-------- DOCUMENT PASSAGE --------
Wednesday, June 25, 2008

Blessings Abound!

Bountiful Baskets is helping us stay healthy and stocking our fridge and cupboards. Between it and a garden we never have to visit the produce section of the grocery store anymore! It has been a really great blessing for our kids who live on their own as well. Bountiful Baskets is a food coop available to anyone in the valley. They have distribution sites all over in the East and West Valley and soon hope to have distribution in Tucson and Yuma. We contribute a set amount of money and the coop negotiates a fruit and vegetable purchase. It truly does fill our basket! It is a 50%-50% combination of fruits and vegetables and is never the same. We've experienced tomatillos, leeks and collard greens and reveled in mangoes,pineapple, strawberries, limes and watermelon. I feel blessed to have discovered this all volunteer group!

Our garden is HUGE and producing massive amounts. We have had zucchini and yellow squash in all varieties - today I'm doing zucchini bread for the freezer! The tomatoes have all started ripening at once too. Salsa and canning are on the agenda this week. Yum! The tomatoes are as big as baseballs - what a hoot for 115 degree days in Arizona!

I am loving the grinder that Rich bought me for Mother's Day! I have conquered delicious whole wheat bread (now I am making 8 loaves every 2 weeks) and we love the whole grain tortillas I've been making. Breakfast pizza was a huge hit and now it's fun to keep dough in the freezer. I am having a blast! Jennie is enjoying learning with me - she's trying to learn everything she can before she leaves for college in August.

Last night I went to go hear James Rollins speak at the Poisoned Pen Bookstore. He was very interesting. He is a veterinarian from Sacramento, California who writes high action books that are a blend of Da Vinci Code and Indiana Jones! As a matter of fact he was asked to write the novelization of the newest Indian Jones movie. He talked quite a bit about that. I had a great time and was very motivated to read more of his books and share them with my sons. They will love them too I know!

Currently I am reading two books - my "upstairs" book and my "downstairs" book - The Princess and the Hound by Mette Ivie Harrison and Sway; The Irresistible Pull of Irrational Behavior by two brothers, Ori and Rom Rohman. Both books are so good and so different from each other. It's hard to remember to make the time for studying Spanish each day!

I love what I am learning from others who blog! I have met up with many old friends through their blogs and I really enjoy how they journal for themselves and others. I even learned a cool tip on using vinegar and baking soda to unclog slow drains!! That saved us $$ - a neat benefit. I am so technologically dorky that I don't comment much or post pictures (don't know how yet) but I feel like I am learning so much and gaining new friends in a new way!

With high temps outside it feels great to stay home and nest a bit. I'm afraid I'm not really good about getting lots of important things done but I am feeding my soul!

Friday, June 20, 2008

Ta Da!! It's done!

Fini, finished, viola, yippee! I am done with the Once Upon A Time II Challenge that Carl from hosted. I finished The String in the Harp by Nancy Boyd and loved it. A book involving Welsh and Celtic mythology and a Newbery Honor book in 1976.

When the Morgan family loses their mother in a car accident their lives are obviously torn apart. When their father decides to accept a teaching post on the coast of Wales the family divides for a time with Peter and Becky relocating with him and Jen staying in the states to continue high school. Family relationships are strained at best. Jen journeys to Wales for Christmas vacation and does her best to keep her family from splintering any further. But the bleak winter on Wales in a small seacoast town has little to offer and emotions are as a volatile as the weather.
--------
**WRITTEN EXERCISE A:** Print the blog post from "I love what" up to and including "in a new way!".
**WRITTEN EXERCISE B:** In the blog post, what did Rich buy the writer for Mother's Day?
**WRITTEN EXERCISE C:** Which fruits does the blog post say the family reveled in from Bountiful Baskets?
-------- SUPPLIED DATA --------
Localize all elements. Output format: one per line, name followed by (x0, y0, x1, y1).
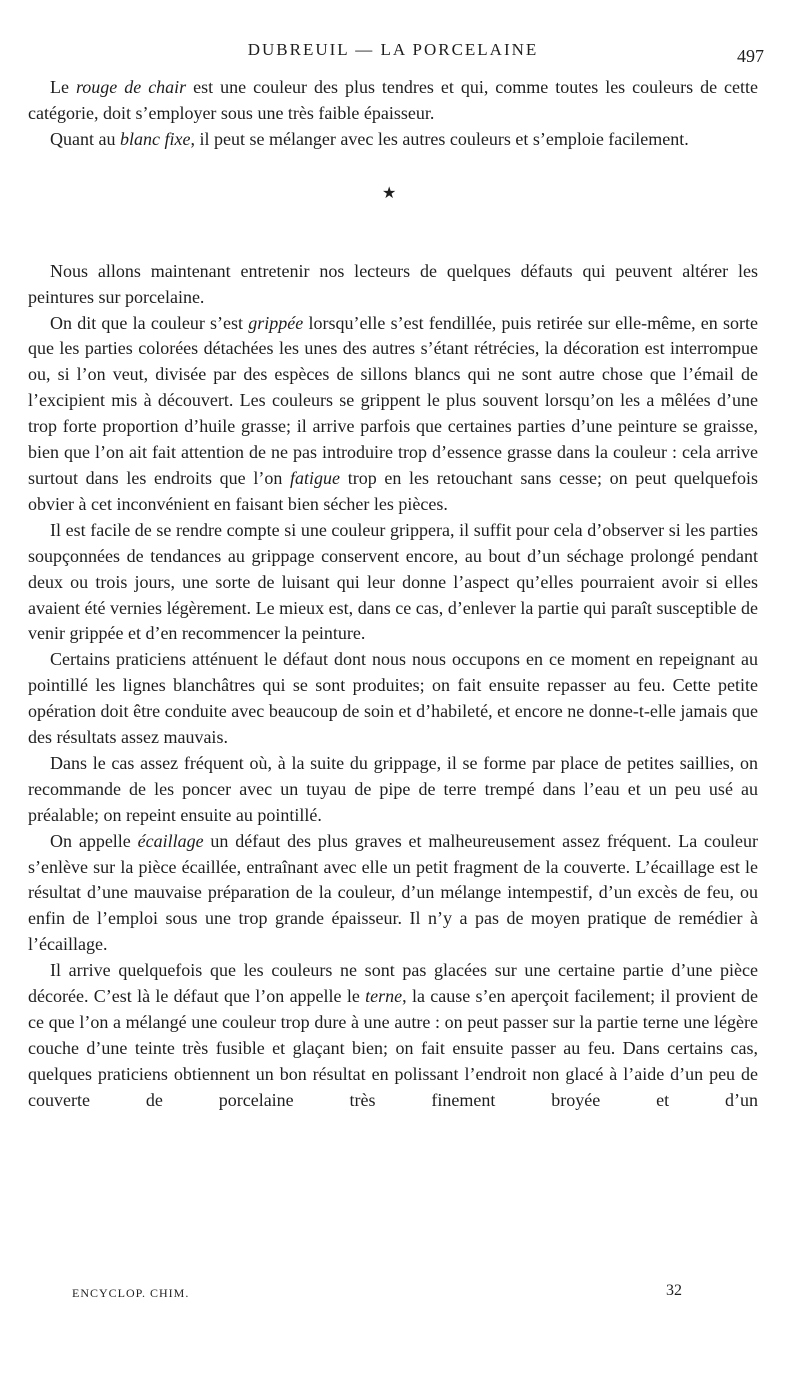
--------
**FULL SOLUTION A:**
I love what I am learning from others who blog! I have met up with many old friends through their blogs and I really enjoy how they journal for themselves and others. I even learned a cool tip on using vinegar and baking soda to unclog slow drains!! That saved us $$ - a neat benefit. I am so technologically dorky that I don't comment much or post pictures (don't know how yet) but I feel like I am learning so much and gaining new friends in a new way!

**FULL SOLUTION B:** A grinder.

**FULL SOLUTION C:** Mangoes, pineapple, strawberries, limes, watermelon